* Problem to work on
Print out the entries below with no edits.

Items from a dataset
==============================
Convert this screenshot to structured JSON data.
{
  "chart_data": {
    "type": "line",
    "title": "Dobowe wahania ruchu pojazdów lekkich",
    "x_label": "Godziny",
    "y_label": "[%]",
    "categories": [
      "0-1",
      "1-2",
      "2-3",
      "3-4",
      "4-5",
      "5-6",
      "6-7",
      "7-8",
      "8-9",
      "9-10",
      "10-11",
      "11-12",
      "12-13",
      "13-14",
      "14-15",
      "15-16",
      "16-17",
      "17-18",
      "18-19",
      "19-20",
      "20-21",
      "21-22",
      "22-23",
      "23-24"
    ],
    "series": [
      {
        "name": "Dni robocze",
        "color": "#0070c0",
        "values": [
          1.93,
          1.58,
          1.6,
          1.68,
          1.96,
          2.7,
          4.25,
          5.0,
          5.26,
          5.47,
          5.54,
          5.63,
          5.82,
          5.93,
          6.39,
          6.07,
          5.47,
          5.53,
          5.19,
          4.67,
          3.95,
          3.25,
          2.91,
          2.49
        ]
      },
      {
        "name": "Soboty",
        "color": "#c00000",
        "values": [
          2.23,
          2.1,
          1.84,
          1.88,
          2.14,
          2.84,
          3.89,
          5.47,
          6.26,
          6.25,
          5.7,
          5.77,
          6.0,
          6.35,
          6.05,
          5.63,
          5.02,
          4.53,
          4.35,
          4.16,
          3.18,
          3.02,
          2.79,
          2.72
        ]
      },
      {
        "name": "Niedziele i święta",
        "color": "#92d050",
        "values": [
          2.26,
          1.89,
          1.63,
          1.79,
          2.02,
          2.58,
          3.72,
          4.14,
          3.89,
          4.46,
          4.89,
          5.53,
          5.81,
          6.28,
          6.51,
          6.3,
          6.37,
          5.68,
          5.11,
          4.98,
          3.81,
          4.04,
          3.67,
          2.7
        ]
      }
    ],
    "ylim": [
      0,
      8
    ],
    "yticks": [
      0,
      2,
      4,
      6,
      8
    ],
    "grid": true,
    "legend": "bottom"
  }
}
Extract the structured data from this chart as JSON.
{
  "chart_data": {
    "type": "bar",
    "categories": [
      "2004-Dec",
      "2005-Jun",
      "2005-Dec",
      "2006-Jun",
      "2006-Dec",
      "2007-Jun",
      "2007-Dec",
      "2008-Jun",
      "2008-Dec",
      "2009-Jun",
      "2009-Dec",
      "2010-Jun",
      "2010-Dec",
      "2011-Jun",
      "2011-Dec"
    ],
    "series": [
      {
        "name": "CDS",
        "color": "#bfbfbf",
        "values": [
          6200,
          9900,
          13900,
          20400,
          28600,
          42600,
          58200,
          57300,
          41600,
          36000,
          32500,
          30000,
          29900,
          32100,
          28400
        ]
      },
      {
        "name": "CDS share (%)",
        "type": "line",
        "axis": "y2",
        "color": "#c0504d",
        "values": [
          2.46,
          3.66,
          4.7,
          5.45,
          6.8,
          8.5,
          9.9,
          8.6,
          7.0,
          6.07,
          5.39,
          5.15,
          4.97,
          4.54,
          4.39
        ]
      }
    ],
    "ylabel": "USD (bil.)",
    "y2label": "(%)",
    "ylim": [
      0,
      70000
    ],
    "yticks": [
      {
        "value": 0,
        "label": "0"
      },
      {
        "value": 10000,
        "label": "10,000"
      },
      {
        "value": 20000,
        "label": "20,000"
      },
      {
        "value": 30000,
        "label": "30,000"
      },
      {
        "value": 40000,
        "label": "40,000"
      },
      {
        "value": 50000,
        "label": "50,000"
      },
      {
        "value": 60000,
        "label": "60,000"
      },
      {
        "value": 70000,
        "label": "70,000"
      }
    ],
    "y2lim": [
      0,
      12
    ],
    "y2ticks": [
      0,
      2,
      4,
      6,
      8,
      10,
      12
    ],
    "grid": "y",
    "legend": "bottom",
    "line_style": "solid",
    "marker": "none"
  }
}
==============================
* Exercise response
Convert this screenshot to structured JSON data.
{
  "chart_data": {
    "type": "line",
    "title": "Dobowe wahania ruchu pojazdów lekkich",
    "x_label": "Godziny",
    "y_label": "[%]",
    "categories": [
      "0-1",
      "1-2",
      "2-3",
      "3-4",
      "4-5",
      "5-6",
      "6-7",
      "7-8",
      "8-9",
      "9-10",
      "10-11",
      "11-12",
      "12-13",
      "13-14",
      "14-15",
      "15-16",
      "16-17",
      "17-18",
      "18-19",
      "19-20",
      "20-21",
      "21-22",
      "22-23",
      "23-24"
    ],
    "series": [
      {
        "name": "Dni robocze",
        "color": "#0070c0",
        "values": [
          1.93,
          1.58,
          1.6,
          1.68,
          1.96,
          2.7,
          4.25,
          5.0,
          5.26,
          5.47,
          5.54,
          5.63,
          5.82,
          5.93,
          6.39,
          6.07,
          5.47,
          5.53,
          5.19,
          4.67,
          3.95,
          3.25,
          2.91,
          2.49
        ]
      },
      {
        "name": "Soboty",
        "color": "#c00000",
        "values": [
          2.23,
          2.1,
          1.84,
          1.88,
          2.14,
          2.84,
          3.89,
          5.47,
          6.26,
          6.25,
          5.7,
          5.77,
          6.0,
          6.35,
          6.05,
          5.63,
          5.02,
          4.53,
          4.35,
          4.16,
          3.18,
          3.02,
          2.79,
          2.72
        ]
      },
      {
        "name": "Niedziele i święta",
        "color": "#92d050",
        "values": [
          2.26,
          1.89,
          1.63,
          1.79,
          2.02,
          2.58,
          3.72,
          4.14,
          3.89,
          4.46,
          4.89,
          5.53,
          5.81,
          6.28,
          6.51,
          6.3,
          6.37,
          5.68,
          5.11,
          4.98,
          3.81,
          4.04,
          3.67,
          2.7
        ]
      }
    ],
    "ylim": [
      0,
      8
    ],
    "yticks": [
      0,
      2,
      4,
      6,
      8
    ],
    "grid": true,
    "legend": "bottom"
  }
}
Extract the structured data from this chart as JSON.
{
  "chart_data": {
    "type": "bar",
    "categories": [
      "2004-Dec",
      "2005-Jun",
      "2005-Dec",
      "2006-Jun",
      "2006-Dec",
      "2007-Jun",
      "2007-Dec",
      "2008-Jun",
      "2008-Dec",
      "2009-Jun",
      "2009-Dec",
      "2010-Jun",
      "2010-Dec",
      "2011-Jun",
      "2011-Dec"
    ],
    "series": [
      {
        "name": "CDS",
        "color": "#bfbfbf",
        "values": [
          6200,
          9900,
          13900,
          20400,
          28600,
          42600,
          58200,
          57300,
          41600,
          36000,
          32500,
          30000,
          29900,
          32100,
          28400
        ]
      },
      {
        "name": "CDS share (%)",
        "type": "line",
        "axis": "y2",
        "color": "#c0504d",
        "values": [
          2.46,
          3.66,
          4.7,
          5.45,
          6.8,
          8.5,
          9.9,
          8.6,
          7.0,
          6.07,
          5.39,
          5.15,
          4.97,
          4.54,
          4.39
        ]
      }
    ],
    "ylabel": "USD (bil.)",
    "y2label": "(%)",
    "ylim": [
      0,
      70000
    ],
    "yticks": [
      {
        "value": 0,
        "label": "0"
      },
      {
        "value": 10000,
        "label": "10,000"
      },
      {
        "value": 20000,
        "label": "20,000"
      },
      {
        "value": 30000,
        "label": "30,000"
      },
      {
        "value": 40000,
        "label": "40,000"
      },
      {
        "value": 50000,
        "label": "50,000"
      },
      {
        "value": 60000,
        "label": "60,000"
      },
      {
        "value": 70000,
        "label": "70,000"
      }
    ],
    "y2lim": [
      0,
      12
    ],
    "y2ticks": [
      0,
      2,
      4,
      6,
      8,
      10,
      12
    ],
    "grid": "y",
    "legend": "bottom",
    "line_style": "solid",
    "marker": "none"
  }
}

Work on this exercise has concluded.